┌──

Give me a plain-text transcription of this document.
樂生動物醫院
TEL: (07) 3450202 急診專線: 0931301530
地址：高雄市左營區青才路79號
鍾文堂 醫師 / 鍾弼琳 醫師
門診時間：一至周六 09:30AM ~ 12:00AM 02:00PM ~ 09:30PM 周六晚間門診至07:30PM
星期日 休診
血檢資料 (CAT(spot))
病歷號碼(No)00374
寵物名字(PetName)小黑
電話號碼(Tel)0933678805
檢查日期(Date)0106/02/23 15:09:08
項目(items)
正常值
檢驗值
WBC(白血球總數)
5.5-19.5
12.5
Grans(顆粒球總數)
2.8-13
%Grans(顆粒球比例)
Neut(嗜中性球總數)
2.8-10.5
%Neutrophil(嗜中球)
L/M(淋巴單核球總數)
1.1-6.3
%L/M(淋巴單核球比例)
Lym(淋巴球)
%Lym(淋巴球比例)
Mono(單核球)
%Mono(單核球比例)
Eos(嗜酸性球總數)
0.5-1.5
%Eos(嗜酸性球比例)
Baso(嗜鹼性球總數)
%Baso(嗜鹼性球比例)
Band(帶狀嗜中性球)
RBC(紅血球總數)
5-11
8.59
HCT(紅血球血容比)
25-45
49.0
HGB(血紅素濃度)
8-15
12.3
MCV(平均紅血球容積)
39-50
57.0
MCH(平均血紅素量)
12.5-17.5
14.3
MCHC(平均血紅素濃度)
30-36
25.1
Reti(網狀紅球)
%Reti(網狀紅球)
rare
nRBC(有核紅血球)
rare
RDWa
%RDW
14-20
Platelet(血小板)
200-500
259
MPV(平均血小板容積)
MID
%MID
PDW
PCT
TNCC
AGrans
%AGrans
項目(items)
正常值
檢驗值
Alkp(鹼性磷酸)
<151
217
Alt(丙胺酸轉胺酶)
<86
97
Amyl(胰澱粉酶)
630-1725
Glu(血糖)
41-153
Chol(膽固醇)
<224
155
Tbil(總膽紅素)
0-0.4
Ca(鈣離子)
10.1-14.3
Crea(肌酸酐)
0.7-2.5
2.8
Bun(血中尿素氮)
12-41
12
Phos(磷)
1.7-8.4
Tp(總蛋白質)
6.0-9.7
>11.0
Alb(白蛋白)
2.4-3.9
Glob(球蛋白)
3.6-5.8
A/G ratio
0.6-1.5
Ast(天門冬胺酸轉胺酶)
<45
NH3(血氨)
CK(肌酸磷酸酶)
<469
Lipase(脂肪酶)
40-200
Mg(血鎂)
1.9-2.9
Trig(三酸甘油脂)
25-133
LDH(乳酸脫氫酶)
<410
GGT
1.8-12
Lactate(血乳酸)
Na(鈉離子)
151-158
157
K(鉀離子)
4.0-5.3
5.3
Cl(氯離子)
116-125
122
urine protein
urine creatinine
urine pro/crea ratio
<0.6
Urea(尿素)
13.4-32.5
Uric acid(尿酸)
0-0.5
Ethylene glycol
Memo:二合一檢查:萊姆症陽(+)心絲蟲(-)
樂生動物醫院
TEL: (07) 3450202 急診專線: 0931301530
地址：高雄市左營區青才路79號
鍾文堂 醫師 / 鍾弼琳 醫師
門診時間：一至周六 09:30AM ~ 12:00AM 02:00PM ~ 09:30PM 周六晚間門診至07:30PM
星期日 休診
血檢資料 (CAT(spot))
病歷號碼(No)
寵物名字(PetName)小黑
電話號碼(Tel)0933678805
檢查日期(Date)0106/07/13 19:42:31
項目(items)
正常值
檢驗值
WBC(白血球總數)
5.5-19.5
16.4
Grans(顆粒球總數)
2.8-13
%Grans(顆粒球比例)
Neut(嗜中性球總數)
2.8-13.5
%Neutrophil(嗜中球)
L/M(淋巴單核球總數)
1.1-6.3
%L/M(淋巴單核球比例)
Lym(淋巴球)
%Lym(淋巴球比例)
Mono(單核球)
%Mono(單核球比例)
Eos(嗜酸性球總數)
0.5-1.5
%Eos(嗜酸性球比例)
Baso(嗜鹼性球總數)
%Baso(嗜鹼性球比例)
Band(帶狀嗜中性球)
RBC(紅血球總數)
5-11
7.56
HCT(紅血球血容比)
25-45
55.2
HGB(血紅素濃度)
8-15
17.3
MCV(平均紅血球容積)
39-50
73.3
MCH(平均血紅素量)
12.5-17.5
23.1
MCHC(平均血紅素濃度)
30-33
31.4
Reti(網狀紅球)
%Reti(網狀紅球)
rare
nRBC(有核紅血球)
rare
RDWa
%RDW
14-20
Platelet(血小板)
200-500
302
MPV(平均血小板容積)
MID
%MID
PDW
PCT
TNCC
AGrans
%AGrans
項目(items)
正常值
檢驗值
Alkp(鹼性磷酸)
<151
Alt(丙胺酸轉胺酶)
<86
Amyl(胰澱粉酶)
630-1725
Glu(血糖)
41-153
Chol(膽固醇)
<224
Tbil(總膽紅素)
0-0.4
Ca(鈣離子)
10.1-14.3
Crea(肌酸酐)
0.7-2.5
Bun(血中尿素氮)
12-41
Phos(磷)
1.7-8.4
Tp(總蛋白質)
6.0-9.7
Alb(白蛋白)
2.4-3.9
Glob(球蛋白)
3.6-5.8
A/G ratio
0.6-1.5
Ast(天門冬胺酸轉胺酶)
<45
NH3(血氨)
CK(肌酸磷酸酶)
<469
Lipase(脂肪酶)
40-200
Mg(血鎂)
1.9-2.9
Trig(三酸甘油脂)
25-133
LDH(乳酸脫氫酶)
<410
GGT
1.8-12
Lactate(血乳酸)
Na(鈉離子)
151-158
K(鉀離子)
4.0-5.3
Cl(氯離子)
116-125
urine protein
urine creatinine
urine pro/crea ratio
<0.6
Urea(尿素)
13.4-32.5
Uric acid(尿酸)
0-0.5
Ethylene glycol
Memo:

└──

Your assignment ▸
All the data is to be copied over exactly as it stands.

Problem solution ▸
Give me a plain-text transcription of this document.
樂生動物醫院
TEL: (07) 3450202 急診專線: 0931301530
地址：高雄市左營區青才路79號
鍾文堂 醫師 / 鍾弼琳 醫師
門診時間：一至周六 09:30AM ~ 12:00AM 02:00PM ~ 09:30PM 周六晚間門診至07:30PM
星期日 休診
血檢資料 (CAT(spot))
病歷號碼(No)00374
寵物名字(PetName)小黑
電話號碼(Tel)0933678805
檢查日期(Date)0106/02/23 15:09:08
項目(items)
正常值
檢驗值
WBC(白血球總數)
5.5-19.5
12.5
Grans(顆粒球總數)
2.8-13
%Grans(顆粒球比例)
Neut(嗜中性球總數)
2.8-10.5
%Neutrophil(嗜中球)
L/M(淋巴單核球總數)
1.1-6.3
%L/M(淋巴單核球比例)
Lym(淋巴球)
%Lym(淋巴球比例)
Mono(單核球)
%Mono(單核球比例)
Eos(嗜酸性球總數)
0.5-1.5
%Eos(嗜酸性球比例)
Baso(嗜鹼性球總數)
%Baso(嗜鹼性球比例)
Band(帶狀嗜中性球)
RBC(紅血球總數)
5-11
8.59
HCT(紅血球血容比)
25-45
49.0
HGB(血紅素濃度)
8-15
12.3
MCV(平均紅血球容積)
39-50
57.0
MCH(平均血紅素量)
12.5-17.5
14.3
MCHC(平均血紅素濃度)
30-36
25.1
Reti(網狀紅球)
%Reti(網狀紅球)
rare
nRBC(有核紅血球)
rare
RDWa
%RDW
14-20
Platelet(血小板)
200-500
259
MPV(平均血小板容積)
MID
%MID
PDW
PCT
TNCC
AGrans
%AGrans
項目(items)
正常值
檢驗值
Alkp(鹼性磷酸)
<151
217
Alt(丙胺酸轉胺酶)
<86
97
Amyl(胰澱粉酶)
630-1725
Glu(血糖)
41-153
Chol(膽固醇)
<224
155
Tbil(總膽紅素)
0-0.4
Ca(鈣離子)
10.1-14.3
Crea(肌酸酐)
0.7-2.5
2.8
Bun(血中尿素氮)
12-41
12
Phos(磷)
1.7-8.4
Tp(總蛋白質)
6.0-9.7
>11.0
Alb(白蛋白)
2.4-3.9
Glob(球蛋白)
3.6-5.8
A/G ratio
0.6-1.5
Ast(天門冬胺酸轉胺酶)
<45
NH3(血氨)
CK(肌酸磷酸酶)
<469
Lipase(脂肪酶)
40-200
Mg(血鎂)
1.9-2.9
Trig(三酸甘油脂)
25-133
LDH(乳酸脫氫酶)
<410
GGT
1.8-12
Lactate(血乳酸)
Na(鈉離子)
151-158
157
K(鉀離子)
4.0-5.3
5.3
Cl(氯離子)
116-125
122
urine protein
urine creatinine
urine pro/crea ratio
<0.6
Urea(尿素)
13.4-32.5
Uric acid(尿酸)
0-0.5
Ethylene glycol
Memo:二合一檢查:萊姆症陽(+)心絲蟲(-)
樂生動物醫院
TEL: (07) 3450202 急診專線: 0931301530
地址：高雄市左營區青才路79號
鍾文堂 醫師 / 鍾弼琳 醫師
門診時間：一至周六 09:30AM ~ 12:00AM 02:00PM ~ 09:30PM 周六晚間門診至07:30PM
星期日 休診
血檢資料 (CAT(spot))
病歷號碼(No)
寵物名字(PetName)小黑
電話號碼(Tel)0933678805
檢查日期(Date)0106/07/13 19:42:31
項目(items)
正常值
檢驗值
WBC(白血球總數)
5.5-19.5
16.4
Grans(顆粒球總數)
2.8-13
%Grans(顆粒球比例)
Neut(嗜中性球總數)
2.8-13.5
%Neutrophil(嗜中球)
L/M(淋巴單核球總數)
1.1-6.3
%L/M(淋巴單核球比例)
Lym(淋巴球)
%Lym(淋巴球比例)
Mono(單核球)
%Mono(單核球比例)
Eos(嗜酸性球總數)
0.5-1.5
%Eos(嗜酸性球比例)
Baso(嗜鹼性球總數)
%Baso(嗜鹼性球比例)
Band(帶狀嗜中性球)
RBC(紅血球總數)
5-11
7.56
HCT(紅血球血容比)
25-45
55.2
HGB(血紅素濃度)
8-15
17.3
MCV(平均紅血球容積)
39-50
73.3
MCH(平均血紅素量)
12.5-17.5
23.1
MCHC(平均血紅素濃度)
30-33
31.4
Reti(網狀紅球)
%Reti(網狀紅球)
rare
nRBC(有核紅血球)
rare
RDWa
%RDW
14-20
Platelet(血小板)
200-500
302
MPV(平均血小板容積)
MID
%MID
PDW
PCT
TNCC
AGrans
%AGrans
項目(items)
正常值
檢驗值
Alkp(鹼性磷酸)
<151
Alt(丙胺酸轉胺酶)
<86
Amyl(胰澱粉酶)
630-1725
Glu(血糖)
41-153
Chol(膽固醇)
<224
Tbil(總膽紅素)
0-0.4
Ca(鈣離子)
10.1-14.3
Crea(肌酸酐)
0.7-2.5
Bun(血中尿素氮)
12-41
Phos(磷)
1.7-8.4
Tp(總蛋白質)
6.0-9.7
Alb(白蛋白)
2.4-3.9
Glob(球蛋白)
3.6-5.8
A/G ratio
0.6-1.5
Ast(天門冬胺酸轉胺酶)
<45
NH3(血氨)
CK(肌酸磷酸酶)
<469
Lipase(脂肪酶)
40-200
Mg(血鎂)
1.9-2.9
Trig(三酸甘油脂)
25-133
LDH(乳酸脫氫酶)
<410
GGT
1.8-12
Lactate(血乳酸)
Na(鈉離子)
151-158
K(鉀離子)
4.0-5.3
Cl(氯離子)
116-125
urine protein
urine creatinine
urine pro/crea ratio
<0.6
Urea(尿素)
13.4-32.5
Uric acid(尿酸)
0-0.5
Ethylene glycol
Memo:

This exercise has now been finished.